Copy all the data exactly, except the pictures.

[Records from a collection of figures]

——————————

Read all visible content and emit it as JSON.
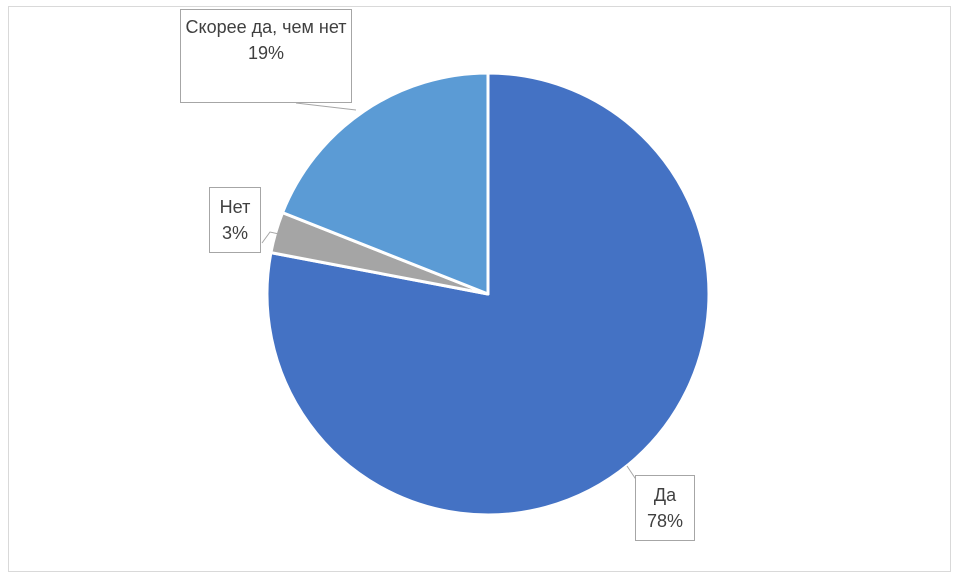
{
  "chart_data": {
    "type": "pie",
    "title": "",
    "slices": [
      {
        "label": "Да",
        "value": 78,
        "value_label": "78%",
        "color": "#4472C4"
      },
      {
        "label": "Нет",
        "value": 3,
        "value_label": "3%",
        "color": "#A5A5A5"
      },
      {
        "label": "Скорее да, чем нет",
        "value": 19,
        "value_label": "19%",
        "color": "#5B9BD5"
      }
    ],
    "start_angle_deg": 0,
    "direction": "clockwise",
    "legend": "none"
  }
}
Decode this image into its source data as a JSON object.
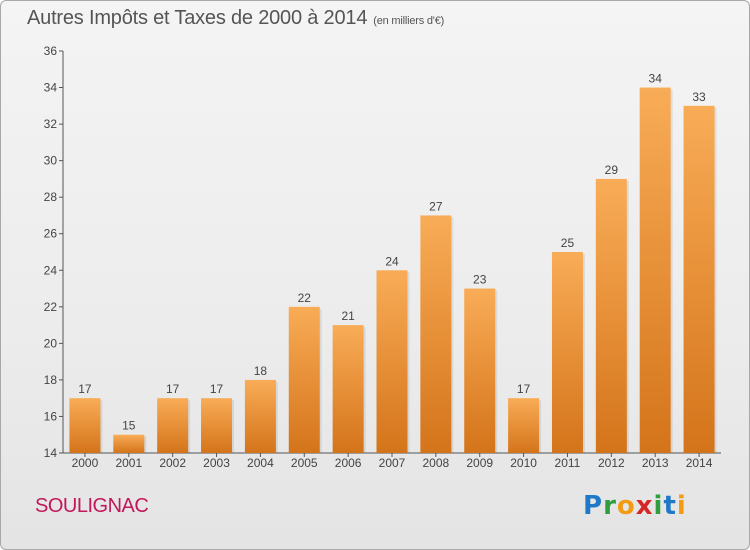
{
  "header": {
    "title": "Autres Impôts et Taxes de 2000 à 2014",
    "subtitle": "(en milliers d'€)"
  },
  "footer": {
    "commune": "SOULIGNAC",
    "logo": {
      "letters": [
        "P",
        "r",
        "o",
        "x",
        "i",
        "t",
        "i"
      ],
      "colors": [
        "#1f78c8",
        "#2e9e3e",
        "#f39c12",
        "#d62728",
        "#2e9e3e",
        "#1f78c8",
        "#f39c12"
      ]
    }
  },
  "chart_data": {
    "type": "bar",
    "categories": [
      "2000",
      "2001",
      "2002",
      "2003",
      "2004",
      "2005",
      "2006",
      "2007",
      "2008",
      "2009",
      "2010",
      "2011",
      "2012",
      "2013",
      "2014"
    ],
    "values": [
      17,
      15,
      17,
      17,
      18,
      22,
      21,
      24,
      27,
      23,
      17,
      25,
      29,
      34,
      33
    ],
    "ylim": [
      14,
      36
    ],
    "yticks": [
      14,
      16,
      18,
      20,
      22,
      24,
      26,
      28,
      30,
      32,
      34,
      36
    ],
    "grid": false,
    "bar_color": "#f08a24",
    "bar_color_light": "#f9ac57",
    "bar_color_dark": "#d4741a"
  }
}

——————————

The completed task:
Read all visible content and emit it as JSON.
{
  "chart_data": {
    "type": "pie",
    "title": "",
    "slices": [
      {
        "label": "Да",
        "value": 78,
        "value_label": "78%",
        "color": "#4472C4"
      },
      {
        "label": "Нет",
        "value": 3,
        "value_label": "3%",
        "color": "#A5A5A5"
      },
      {
        "label": "Скорее да, чем нет",
        "value": 19,
        "value_label": "19%",
        "color": "#5B9BD5"
      }
    ],
    "start_angle_deg": 0,
    "direction": "clockwise",
    "legend": "none"
  }
}
Decode this image into its source data as a JSON object.
{
  "header": {
    "title": "Autres Impôts et Taxes de 2000 à 2014",
    "subtitle": "(en milliers d'€)"
  },
  "footer": {
    "commune": "SOULIGNAC",
    "logo": {
      "letters": [
        "P",
        "r",
        "o",
        "x",
        "i",
        "t",
        "i"
      ],
      "colors": [
        "#1f78c8",
        "#2e9e3e",
        "#f39c12",
        "#d62728",
        "#2e9e3e",
        "#1f78c8",
        "#f39c12"
      ]
    }
  },
  "chart_data": {
    "type": "bar",
    "categories": [
      "2000",
      "2001",
      "2002",
      "2003",
      "2004",
      "2005",
      "2006",
      "2007",
      "2008",
      "2009",
      "2010",
      "2011",
      "2012",
      "2013",
      "2014"
    ],
    "values": [
      17,
      15,
      17,
      17,
      18,
      22,
      21,
      24,
      27,
      23,
      17,
      25,
      29,
      34,
      33
    ],
    "ylim": [
      14,
      36
    ],
    "yticks": [
      14,
      16,
      18,
      20,
      22,
      24,
      26,
      28,
      30,
      32,
      34,
      36
    ],
    "grid": false,
    "bar_color": "#f08a24",
    "bar_color_light": "#f9ac57",
    "bar_color_dark": "#d4741a"
  }
}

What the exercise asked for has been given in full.